Requirements:
Output the full listing below exactly as it reads, and skip anything that is a picture.
-- Start of Task data --
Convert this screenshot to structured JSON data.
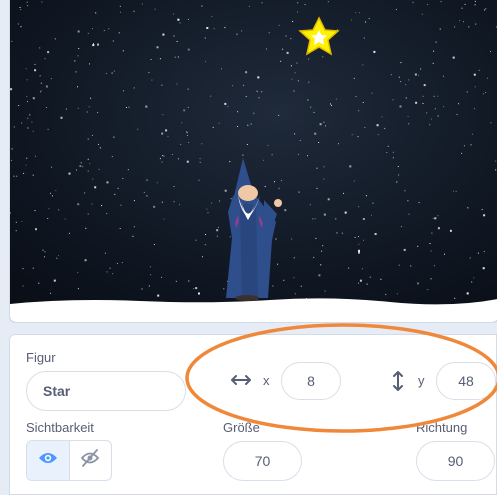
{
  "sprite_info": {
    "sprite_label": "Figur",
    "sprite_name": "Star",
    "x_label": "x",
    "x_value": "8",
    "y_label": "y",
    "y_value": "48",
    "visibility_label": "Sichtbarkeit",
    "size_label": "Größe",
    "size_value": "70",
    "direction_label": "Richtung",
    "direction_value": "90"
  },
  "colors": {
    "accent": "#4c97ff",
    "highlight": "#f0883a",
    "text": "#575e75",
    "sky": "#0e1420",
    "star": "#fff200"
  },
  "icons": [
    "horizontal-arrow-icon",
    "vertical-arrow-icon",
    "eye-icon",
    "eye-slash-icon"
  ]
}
-- End of Task data --
Final result:
Convert this screenshot to structured JSON data.
{
  "sprite_info": {
    "sprite_label": "Figur",
    "sprite_name": "Star",
    "x_label": "x",
    "x_value": "8",
    "y_label": "y",
    "y_value": "48",
    "visibility_label": "Sichtbarkeit",
    "size_label": "Größe",
    "size_value": "70",
    "direction_label": "Richtung",
    "direction_value": "90"
  },
  "colors": {
    "accent": "#4c97ff",
    "highlight": "#f0883a",
    "text": "#575e75",
    "sky": "#0e1420",
    "star": "#fff200"
  },
  "icons": [
    "horizontal-arrow-icon",
    "vertical-arrow-icon",
    "eye-icon",
    "eye-slash-icon"
  ]
}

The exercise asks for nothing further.